- _Dataset entries_
#####
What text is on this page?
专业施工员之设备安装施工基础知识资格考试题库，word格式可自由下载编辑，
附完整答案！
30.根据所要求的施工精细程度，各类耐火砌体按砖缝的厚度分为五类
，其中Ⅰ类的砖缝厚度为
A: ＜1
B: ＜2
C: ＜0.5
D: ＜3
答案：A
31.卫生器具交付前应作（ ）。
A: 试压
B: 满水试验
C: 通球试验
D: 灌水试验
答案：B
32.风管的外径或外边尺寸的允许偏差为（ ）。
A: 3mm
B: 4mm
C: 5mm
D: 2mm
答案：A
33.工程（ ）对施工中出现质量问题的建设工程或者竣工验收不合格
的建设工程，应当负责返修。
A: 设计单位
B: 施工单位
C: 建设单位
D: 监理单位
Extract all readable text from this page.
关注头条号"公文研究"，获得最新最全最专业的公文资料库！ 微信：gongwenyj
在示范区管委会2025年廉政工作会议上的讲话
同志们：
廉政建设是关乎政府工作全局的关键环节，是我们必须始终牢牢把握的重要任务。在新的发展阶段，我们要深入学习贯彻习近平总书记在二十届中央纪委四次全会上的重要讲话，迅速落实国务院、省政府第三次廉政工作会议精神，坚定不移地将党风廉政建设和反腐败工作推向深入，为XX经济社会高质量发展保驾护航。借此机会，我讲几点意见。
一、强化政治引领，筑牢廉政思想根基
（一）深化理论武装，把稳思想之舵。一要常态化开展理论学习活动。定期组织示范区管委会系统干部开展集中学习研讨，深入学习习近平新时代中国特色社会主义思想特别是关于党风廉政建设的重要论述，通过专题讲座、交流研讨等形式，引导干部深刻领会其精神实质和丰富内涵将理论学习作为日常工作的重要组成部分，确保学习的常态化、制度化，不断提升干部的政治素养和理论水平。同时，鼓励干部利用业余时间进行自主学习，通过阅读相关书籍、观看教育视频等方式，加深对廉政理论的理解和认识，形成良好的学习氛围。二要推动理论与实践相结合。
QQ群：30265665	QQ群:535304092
#####
- _Work instructions_
Write out every entry again, keeping each line exactly the same.

- _Exercise solution_
What text is on this page?
专业施工员之设备安装施工基础知识资格考试题库，word格式可自由下载编辑，
附完整答案！
30.根据所要求的施工精细程度，各类耐火砌体按砖缝的厚度分为五类
，其中Ⅰ类的砖缝厚度为
A: ＜1
B: ＜2
C: ＜0.5
D: ＜3
答案：A
31.卫生器具交付前应作（ ）。
A: 试压
B: 满水试验
C: 通球试验
D: 灌水试验
答案：B
32.风管的外径或外边尺寸的允许偏差为（ ）。
A: 3mm
B: 4mm
C: 5mm
D: 2mm
答案：A
33.工程（ ）对施工中出现质量问题的建设工程或者竣工验收不合格
的建设工程，应当负责返修。
A: 设计单位
B: 施工单位
C: 建设单位
D: 监理单位
Extract all readable text from this page.
关注头条号"公文研究"，获得最新最全最专业的公文资料库！ 微信：gongwenyj
在示范区管委会2025年廉政工作会议上的讲话
同志们：
廉政建设是关乎政府工作全局的关键环节，是我们必须始终牢牢把握的重要任务。在新的发展阶段，我们要深入学习贯彻习近平总书记在二十届中央纪委四次全会上的重要讲话，迅速落实国务院、省政府第三次廉政工作会议精神，坚定不移地将党风廉政建设和反腐败工作推向深入，为XX经济社会高质量发展保驾护航。借此机会，我讲几点意见。
一、强化政治引领，筑牢廉政思想根基
（一）深化理论武装，把稳思想之舵。一要常态化开展理论学习活动。定期组织示范区管委会系统干部开展集中学习研讨，深入学习习近平新时代中国特色社会主义思想特别是关于党风廉政建设的重要论述，通过专题讲座、交流研讨等形式，引导干部深刻领会其精神实质和丰富内涵将理论学习作为日常工作的重要组成部分，确保学习的常态化、制度化，不断提升干部的政治素养和理论水平。同时，鼓励干部利用业余时间进行自主学习，通过阅读相关书籍、观看教育视频等方式，加深对廉政理论的理解和认识，形成良好的学习氛围。二要推动理论与实践相结合。
QQ群：30265665	QQ群:535304092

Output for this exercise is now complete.